_Exercise task_:
What follows is a set of entries. Repeat them exactly, but not their pictures.

_Data extract_:
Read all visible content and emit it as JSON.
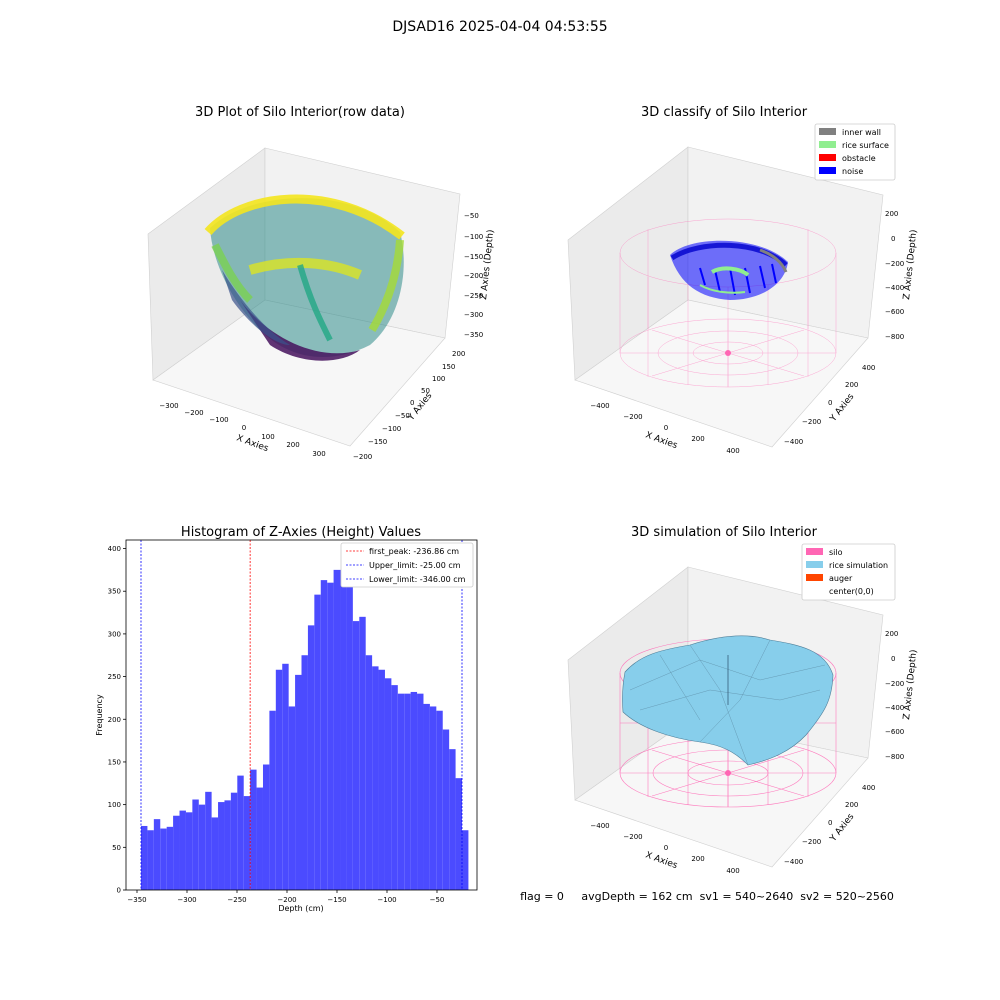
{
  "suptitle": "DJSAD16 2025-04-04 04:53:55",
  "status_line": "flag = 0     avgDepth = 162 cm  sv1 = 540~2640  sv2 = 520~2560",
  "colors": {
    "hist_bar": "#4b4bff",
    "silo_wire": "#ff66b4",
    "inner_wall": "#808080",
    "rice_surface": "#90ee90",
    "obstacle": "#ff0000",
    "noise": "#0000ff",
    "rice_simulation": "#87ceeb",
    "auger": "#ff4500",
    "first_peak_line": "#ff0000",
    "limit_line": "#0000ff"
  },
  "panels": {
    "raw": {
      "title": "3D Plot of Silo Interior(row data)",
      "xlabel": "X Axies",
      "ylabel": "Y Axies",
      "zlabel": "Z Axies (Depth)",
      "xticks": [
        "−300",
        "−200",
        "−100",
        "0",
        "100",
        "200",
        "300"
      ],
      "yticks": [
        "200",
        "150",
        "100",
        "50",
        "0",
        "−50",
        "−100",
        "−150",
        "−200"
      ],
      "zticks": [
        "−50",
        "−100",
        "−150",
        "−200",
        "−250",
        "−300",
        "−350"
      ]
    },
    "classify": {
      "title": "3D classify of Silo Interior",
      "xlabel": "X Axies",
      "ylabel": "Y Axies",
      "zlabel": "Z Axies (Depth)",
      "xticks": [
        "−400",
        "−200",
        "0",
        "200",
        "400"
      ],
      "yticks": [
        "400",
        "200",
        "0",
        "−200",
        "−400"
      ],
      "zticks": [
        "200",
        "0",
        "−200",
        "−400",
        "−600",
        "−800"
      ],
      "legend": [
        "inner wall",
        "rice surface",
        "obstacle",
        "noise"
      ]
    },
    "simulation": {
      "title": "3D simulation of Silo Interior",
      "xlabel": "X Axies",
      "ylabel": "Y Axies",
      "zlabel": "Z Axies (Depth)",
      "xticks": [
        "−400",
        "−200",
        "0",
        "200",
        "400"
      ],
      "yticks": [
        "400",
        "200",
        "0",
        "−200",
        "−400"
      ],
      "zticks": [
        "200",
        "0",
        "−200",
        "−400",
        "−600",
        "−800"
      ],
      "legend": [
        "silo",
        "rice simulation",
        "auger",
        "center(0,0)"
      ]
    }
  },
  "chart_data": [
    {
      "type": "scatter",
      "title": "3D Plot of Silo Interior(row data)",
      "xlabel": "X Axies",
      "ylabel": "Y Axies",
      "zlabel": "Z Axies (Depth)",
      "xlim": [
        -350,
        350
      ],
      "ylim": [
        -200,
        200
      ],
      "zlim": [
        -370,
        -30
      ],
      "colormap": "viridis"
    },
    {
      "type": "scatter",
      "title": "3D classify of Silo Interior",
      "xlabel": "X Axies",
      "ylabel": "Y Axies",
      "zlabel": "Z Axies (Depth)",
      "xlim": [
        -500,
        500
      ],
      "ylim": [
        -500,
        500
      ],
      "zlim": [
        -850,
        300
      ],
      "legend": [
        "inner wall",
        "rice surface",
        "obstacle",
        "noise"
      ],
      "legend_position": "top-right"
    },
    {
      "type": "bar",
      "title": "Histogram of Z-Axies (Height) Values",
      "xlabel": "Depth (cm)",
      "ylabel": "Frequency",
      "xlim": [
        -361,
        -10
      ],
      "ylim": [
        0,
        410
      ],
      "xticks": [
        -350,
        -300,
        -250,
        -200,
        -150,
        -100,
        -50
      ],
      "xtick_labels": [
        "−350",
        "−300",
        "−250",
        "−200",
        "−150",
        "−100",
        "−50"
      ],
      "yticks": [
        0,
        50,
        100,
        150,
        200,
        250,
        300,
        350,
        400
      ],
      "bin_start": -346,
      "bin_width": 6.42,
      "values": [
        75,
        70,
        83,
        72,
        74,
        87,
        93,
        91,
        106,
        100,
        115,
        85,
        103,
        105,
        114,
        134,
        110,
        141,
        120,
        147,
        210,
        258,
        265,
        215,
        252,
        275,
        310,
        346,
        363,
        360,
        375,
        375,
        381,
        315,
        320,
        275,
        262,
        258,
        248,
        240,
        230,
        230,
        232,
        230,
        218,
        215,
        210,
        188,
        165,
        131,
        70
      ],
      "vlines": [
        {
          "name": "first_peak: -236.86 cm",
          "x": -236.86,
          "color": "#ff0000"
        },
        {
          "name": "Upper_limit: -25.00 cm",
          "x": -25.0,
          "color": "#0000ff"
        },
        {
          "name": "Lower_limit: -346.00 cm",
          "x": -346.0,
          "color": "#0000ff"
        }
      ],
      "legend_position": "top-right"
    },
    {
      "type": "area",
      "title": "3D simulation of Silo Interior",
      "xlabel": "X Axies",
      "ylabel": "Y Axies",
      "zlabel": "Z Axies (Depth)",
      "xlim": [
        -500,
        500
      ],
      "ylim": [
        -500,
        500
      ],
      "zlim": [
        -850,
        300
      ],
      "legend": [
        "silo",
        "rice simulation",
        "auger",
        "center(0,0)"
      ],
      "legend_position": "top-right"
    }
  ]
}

_Exercise solution_:
Read all visible content and emit it as JSON.
{
  "suptitle": "DJSAD16 2025-04-04 04:53:55",
  "status_line": "flag = 0     avgDepth = 162 cm  sv1 = 540~2640  sv2 = 520~2560",
  "colors": {
    "hist_bar": "#4b4bff",
    "silo_wire": "#ff66b4",
    "inner_wall": "#808080",
    "rice_surface": "#90ee90",
    "obstacle": "#ff0000",
    "noise": "#0000ff",
    "rice_simulation": "#87ceeb",
    "auger": "#ff4500",
    "first_peak_line": "#ff0000",
    "limit_line": "#0000ff"
  },
  "panels": {
    "raw": {
      "title": "3D Plot of Silo Interior(row data)",
      "xlabel": "X Axies",
      "ylabel": "Y Axies",
      "zlabel": "Z Axies (Depth)",
      "xticks": [
        "−300",
        "−200",
        "−100",
        "0",
        "100",
        "200",
        "300"
      ],
      "yticks": [
        "200",
        "150",
        "100",
        "50",
        "0",
        "−50",
        "−100",
        "−150",
        "−200"
      ],
      "zticks": [
        "−50",
        "−100",
        "−150",
        "−200",
        "−250",
        "−300",
        "−350"
      ]
    },
    "classify": {
      "title": "3D classify of Silo Interior",
      "xlabel": "X Axies",
      "ylabel": "Y Axies",
      "zlabel": "Z Axies (Depth)",
      "xticks": [
        "−400",
        "−200",
        "0",
        "200",
        "400"
      ],
      "yticks": [
        "400",
        "200",
        "0",
        "−200",
        "−400"
      ],
      "zticks": [
        "200",
        "0",
        "−200",
        "−400",
        "−600",
        "−800"
      ],
      "legend": [
        "inner wall",
        "rice surface",
        "obstacle",
        "noise"
      ]
    },
    "simulation": {
      "title": "3D simulation of Silo Interior",
      "xlabel": "X Axies",
      "ylabel": "Y Axies",
      "zlabel": "Z Axies (Depth)",
      "xticks": [
        "−400",
        "−200",
        "0",
        "200",
        "400"
      ],
      "yticks": [
        "400",
        "200",
        "0",
        "−200",
        "−400"
      ],
      "zticks": [
        "200",
        "0",
        "−200",
        "−400",
        "−600",
        "−800"
      ],
      "legend": [
        "silo",
        "rice simulation",
        "auger",
        "center(0,0)"
      ]
    }
  },
  "chart_data": [
    {
      "type": "scatter",
      "title": "3D Plot of Silo Interior(row data)",
      "xlabel": "X Axies",
      "ylabel": "Y Axies",
      "zlabel": "Z Axies (Depth)",
      "xlim": [
        -350,
        350
      ],
      "ylim": [
        -200,
        200
      ],
      "zlim": [
        -370,
        -30
      ],
      "colormap": "viridis"
    },
    {
      "type": "scatter",
      "title": "3D classify of Silo Interior",
      "xlabel": "X Axies",
      "ylabel": "Y Axies",
      "zlabel": "Z Axies (Depth)",
      "xlim": [
        -500,
        500
      ],
      "ylim": [
        -500,
        500
      ],
      "zlim": [
        -850,
        300
      ],
      "legend": [
        "inner wall",
        "rice surface",
        "obstacle",
        "noise"
      ],
      "legend_position": "top-right"
    },
    {
      "type": "bar",
      "title": "Histogram of Z-Axies (Height) Values",
      "xlabel": "Depth (cm)",
      "ylabel": "Frequency",
      "xlim": [
        -361,
        -10
      ],
      "ylim": [
        0,
        410
      ],
      "xticks": [
        -350,
        -300,
        -250,
        -200,
        -150,
        -100,
        -50
      ],
      "xtick_labels": [
        "−350",
        "−300",
        "−250",
        "−200",
        "−150",
        "−100",
        "−50"
      ],
      "yticks": [
        0,
        50,
        100,
        150,
        200,
        250,
        300,
        350,
        400
      ],
      "bin_start": -346,
      "bin_width": 6.42,
      "values": [
        75,
        70,
        83,
        72,
        74,
        87,
        93,
        91,
        106,
        100,
        115,
        85,
        103,
        105,
        114,
        134,
        110,
        141,
        120,
        147,
        210,
        258,
        265,
        215,
        252,
        275,
        310,
        346,
        363,
        360,
        375,
        375,
        381,
        315,
        320,
        275,
        262,
        258,
        248,
        240,
        230,
        230,
        232,
        230,
        218,
        215,
        210,
        188,
        165,
        131,
        70
      ],
      "vlines": [
        {
          "name": "first_peak: -236.86 cm",
          "x": -236.86,
          "color": "#ff0000"
        },
        {
          "name": "Upper_limit: -25.00 cm",
          "x": -25.0,
          "color": "#0000ff"
        },
        {
          "name": "Lower_limit: -346.00 cm",
          "x": -346.0,
          "color": "#0000ff"
        }
      ],
      "legend_position": "top-right"
    },
    {
      "type": "area",
      "title": "3D simulation of Silo Interior",
      "xlabel": "X Axies",
      "ylabel": "Y Axies",
      "zlabel": "Z Axies (Depth)",
      "xlim": [
        -500,
        500
      ],
      "ylim": [
        -500,
        500
      ],
      "zlim": [
        -850,
        300
      ],
      "legend": [
        "silo",
        "rice simulation",
        "auger",
        "center(0,0)"
      ],
      "legend_position": "top-right"
    }
  ]
}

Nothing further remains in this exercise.